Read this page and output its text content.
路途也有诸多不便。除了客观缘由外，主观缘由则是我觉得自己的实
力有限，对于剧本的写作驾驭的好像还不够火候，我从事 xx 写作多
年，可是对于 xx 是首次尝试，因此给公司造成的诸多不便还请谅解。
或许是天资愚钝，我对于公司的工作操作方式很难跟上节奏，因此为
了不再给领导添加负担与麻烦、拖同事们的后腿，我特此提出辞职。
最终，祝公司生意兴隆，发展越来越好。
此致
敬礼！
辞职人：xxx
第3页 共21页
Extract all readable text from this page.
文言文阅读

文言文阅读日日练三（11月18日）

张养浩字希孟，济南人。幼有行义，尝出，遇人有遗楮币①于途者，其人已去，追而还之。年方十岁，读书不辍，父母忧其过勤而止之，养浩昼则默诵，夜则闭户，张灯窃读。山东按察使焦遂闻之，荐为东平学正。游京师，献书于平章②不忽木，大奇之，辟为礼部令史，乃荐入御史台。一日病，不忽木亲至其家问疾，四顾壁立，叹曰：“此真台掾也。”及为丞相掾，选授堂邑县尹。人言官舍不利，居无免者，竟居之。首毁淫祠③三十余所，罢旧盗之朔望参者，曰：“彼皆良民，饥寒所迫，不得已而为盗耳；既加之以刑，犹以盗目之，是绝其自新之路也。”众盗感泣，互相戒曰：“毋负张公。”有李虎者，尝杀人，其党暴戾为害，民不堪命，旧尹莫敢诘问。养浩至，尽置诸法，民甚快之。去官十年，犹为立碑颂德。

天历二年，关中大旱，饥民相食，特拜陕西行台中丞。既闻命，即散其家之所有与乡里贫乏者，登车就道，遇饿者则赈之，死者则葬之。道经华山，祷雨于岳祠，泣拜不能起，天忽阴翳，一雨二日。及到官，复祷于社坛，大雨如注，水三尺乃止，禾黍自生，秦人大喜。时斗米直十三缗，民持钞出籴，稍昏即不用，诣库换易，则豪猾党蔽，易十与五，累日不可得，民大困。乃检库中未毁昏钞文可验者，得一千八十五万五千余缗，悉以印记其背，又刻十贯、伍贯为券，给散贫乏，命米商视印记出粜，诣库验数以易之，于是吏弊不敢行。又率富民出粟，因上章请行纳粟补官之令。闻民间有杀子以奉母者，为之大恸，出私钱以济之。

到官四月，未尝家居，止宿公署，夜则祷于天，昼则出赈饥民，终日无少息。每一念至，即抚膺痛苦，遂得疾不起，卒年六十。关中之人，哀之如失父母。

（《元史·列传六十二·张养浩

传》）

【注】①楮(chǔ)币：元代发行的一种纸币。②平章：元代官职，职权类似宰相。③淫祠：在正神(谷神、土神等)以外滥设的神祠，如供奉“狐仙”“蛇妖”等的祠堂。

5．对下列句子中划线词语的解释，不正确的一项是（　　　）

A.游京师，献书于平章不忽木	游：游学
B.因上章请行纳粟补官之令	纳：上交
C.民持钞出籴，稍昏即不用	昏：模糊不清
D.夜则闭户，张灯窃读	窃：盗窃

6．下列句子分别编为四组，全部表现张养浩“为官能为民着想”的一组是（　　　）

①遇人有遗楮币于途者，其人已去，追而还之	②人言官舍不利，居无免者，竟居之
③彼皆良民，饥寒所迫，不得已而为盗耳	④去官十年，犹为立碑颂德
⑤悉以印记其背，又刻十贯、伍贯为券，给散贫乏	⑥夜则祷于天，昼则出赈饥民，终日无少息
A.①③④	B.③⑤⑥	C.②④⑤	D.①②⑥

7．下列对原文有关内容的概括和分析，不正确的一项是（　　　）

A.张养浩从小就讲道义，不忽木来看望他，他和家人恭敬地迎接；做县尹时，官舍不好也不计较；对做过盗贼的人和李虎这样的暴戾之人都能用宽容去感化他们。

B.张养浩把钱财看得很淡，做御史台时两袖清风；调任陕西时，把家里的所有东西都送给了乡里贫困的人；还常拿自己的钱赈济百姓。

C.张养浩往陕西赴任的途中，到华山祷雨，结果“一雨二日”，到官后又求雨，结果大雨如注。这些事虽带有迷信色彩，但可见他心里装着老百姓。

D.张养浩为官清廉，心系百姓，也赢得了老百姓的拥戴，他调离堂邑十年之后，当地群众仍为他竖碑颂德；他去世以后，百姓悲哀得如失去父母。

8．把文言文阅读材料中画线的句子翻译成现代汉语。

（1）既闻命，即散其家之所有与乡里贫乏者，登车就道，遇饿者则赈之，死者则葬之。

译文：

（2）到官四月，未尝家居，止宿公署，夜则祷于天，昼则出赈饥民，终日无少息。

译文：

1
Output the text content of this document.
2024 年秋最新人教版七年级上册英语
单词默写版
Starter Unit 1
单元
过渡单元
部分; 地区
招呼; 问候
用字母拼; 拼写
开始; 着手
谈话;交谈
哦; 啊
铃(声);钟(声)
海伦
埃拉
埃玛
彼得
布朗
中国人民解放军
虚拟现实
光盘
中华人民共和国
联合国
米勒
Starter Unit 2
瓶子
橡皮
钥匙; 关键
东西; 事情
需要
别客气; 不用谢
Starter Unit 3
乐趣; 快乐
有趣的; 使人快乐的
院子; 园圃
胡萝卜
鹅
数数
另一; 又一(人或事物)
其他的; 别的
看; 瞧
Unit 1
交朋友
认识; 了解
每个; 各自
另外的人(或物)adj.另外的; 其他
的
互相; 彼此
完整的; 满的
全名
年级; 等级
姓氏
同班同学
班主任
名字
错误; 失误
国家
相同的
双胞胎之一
************
◆ **INSTRUCTIONS FOR THE TASK**: Write out the entries above once more, without altering anything.

◆ **COMPLETE OUTPUT**:
Read this page and output its text content.
路途也有诸多不便。除了客观缘由外，主观缘由则是我觉得自己的实
力有限，对于剧本的写作驾驭的好像还不够火候，我从事 xx 写作多
年，可是对于 xx 是首次尝试，因此给公司造成的诸多不便还请谅解。
或许是天资愚钝，我对于公司的工作操作方式很难跟上节奏，因此为
了不再给领导添加负担与麻烦、拖同事们的后腿，我特此提出辞职。
最终，祝公司生意兴隆，发展越来越好。
此致
敬礼！
辞职人：xxx
第3页 共21页
Extract all readable text from this page.
文言文阅读

文言文阅读日日练三（11月18日）

张养浩字希孟，济南人。幼有行义，尝出，遇人有遗楮币①于途者，其人已去，追而还之。年方十岁，读书不辍，父母忧其过勤而止之，养浩昼则默诵，夜则闭户，张灯窃读。山东按察使焦遂闻之，荐为东平学正。游京师，献书于平章②不忽木，大奇之，辟为礼部令史，乃荐入御史台。一日病，不忽木亲至其家问疾，四顾壁立，叹曰：“此真台掾也。”及为丞相掾，选授堂邑县尹。人言官舍不利，居无免者，竟居之。首毁淫祠③三十余所，罢旧盗之朔望参者，曰：“彼皆良民，饥寒所迫，不得已而为盗耳；既加之以刑，犹以盗目之，是绝其自新之路也。”众盗感泣，互相戒曰：“毋负张公。”有李虎者，尝杀人，其党暴戾为害，民不堪命，旧尹莫敢诘问。养浩至，尽置诸法，民甚快之。去官十年，犹为立碑颂德。

天历二年，关中大旱，饥民相食，特拜陕西行台中丞。既闻命，即散其家之所有与乡里贫乏者，登车就道，遇饿者则赈之，死者则葬之。道经华山，祷雨于岳祠，泣拜不能起，天忽阴翳，一雨二日。及到官，复祷于社坛，大雨如注，水三尺乃止，禾黍自生，秦人大喜。时斗米直十三缗，民持钞出籴，稍昏即不用，诣库换易，则豪猾党蔽，易十与五，累日不可得，民大困。乃检库中未毁昏钞文可验者，得一千八十五万五千余缗，悉以印记其背，又刻十贯、伍贯为券，给散贫乏，命米商视印记出粜，诣库验数以易之，于是吏弊不敢行。又率富民出粟，因上章请行纳粟补官之令。闻民间有杀子以奉母者，为之大恸，出私钱以济之。

到官四月，未尝家居，止宿公署，夜则祷于天，昼则出赈饥民，终日无少息。每一念至，即抚膺痛苦，遂得疾不起，卒年六十。关中之人，哀之如失父母。

（《元史·列传六十二·张养浩

传》）

【注】①楮(chǔ)币：元代发行的一种纸币。②平章：元代官职，职权类似宰相。③淫祠：在正神(谷神、土神等)以外滥设的神祠，如供奉“狐仙”“蛇妖”等的祠堂。

5．对下列句子中划线词语的解释，不正确的一项是（　　　）

A.游京师，献书于平章不忽木	游：游学
B.因上章请行纳粟补官之令	纳：上交
C.民持钞出籴，稍昏即不用	昏：模糊不清
D.夜则闭户，张灯窃读	窃：盗窃

6．下列句子分别编为四组，全部表现张养浩“为官能为民着想”的一组是（　　　）

①遇人有遗楮币于途者，其人已去，追而还之	②人言官舍不利，居无免者，竟居之
③彼皆良民，饥寒所迫，不得已而为盗耳	④去官十年，犹为立碑颂德
⑤悉以印记其背，又刻十贯、伍贯为券，给散贫乏	⑥夜则祷于天，昼则出赈饥民，终日无少息
A.①③④	B.③⑤⑥	C.②④⑤	D.①②⑥

7．下列对原文有关内容的概括和分析，不正确的一项是（　　　）

A.张养浩从小就讲道义，不忽木来看望他，他和家人恭敬地迎接；做县尹时，官舍不好也不计较；对做过盗贼的人和李虎这样的暴戾之人都能用宽容去感化他们。

B.张养浩把钱财看得很淡，做御史台时两袖清风；调任陕西时，把家里的所有东西都送给了乡里贫困的人；还常拿自己的钱赈济百姓。

C.张养浩往陕西赴任的途中，到华山祷雨，结果“一雨二日”，到官后又求雨，结果大雨如注。这些事虽带有迷信色彩，但可见他心里装着老百姓。

D.张养浩为官清廉，心系百姓，也赢得了老百姓的拥戴，他调离堂邑十年之后，当地群众仍为他竖碑颂德；他去世以后，百姓悲哀得如失去父母。

8．把文言文阅读材料中画线的句子翻译成现代汉语。

（1）既闻命，即散其家之所有与乡里贫乏者，登车就道，遇饿者则赈之，死者则葬之。

译文：

（2）到官四月，未尝家居，止宿公署，夜则祷于天，昼则出赈饥民，终日无少息。

译文：

1
Output the text content of this document.
2024 年秋最新人教版七年级上册英语
单词默写版
Starter Unit 1
单元
过渡单元
部分; 地区
招呼; 问候
用字母拼; 拼写
开始; 着手
谈话;交谈
哦; 啊
铃(声);钟(声)
海伦
埃拉
埃玛
彼得
布朗
中国人民解放军
虚拟现实
光盘
中华人民共和国
联合国
米勒
Starter Unit 2
瓶子
橡皮
钥匙; 关键
东西; 事情
需要
别客气; 不用谢
Starter Unit 3
乐趣; 快乐
有趣的; 使人快乐的
院子; 园圃
胡萝卜
鹅
数数
另一; 又一(人或事物)
其他的; 别的
看; 瞧
Unit 1
交朋友
认识; 了解
每个; 各自
另外的人(或物)adj.另外的; 其他
的
互相; 彼此
完整的; 满的
全名
年级; 等级
姓氏
同班同学
班主任
名字
错误; 失误
国家
相同的
双胞胎之一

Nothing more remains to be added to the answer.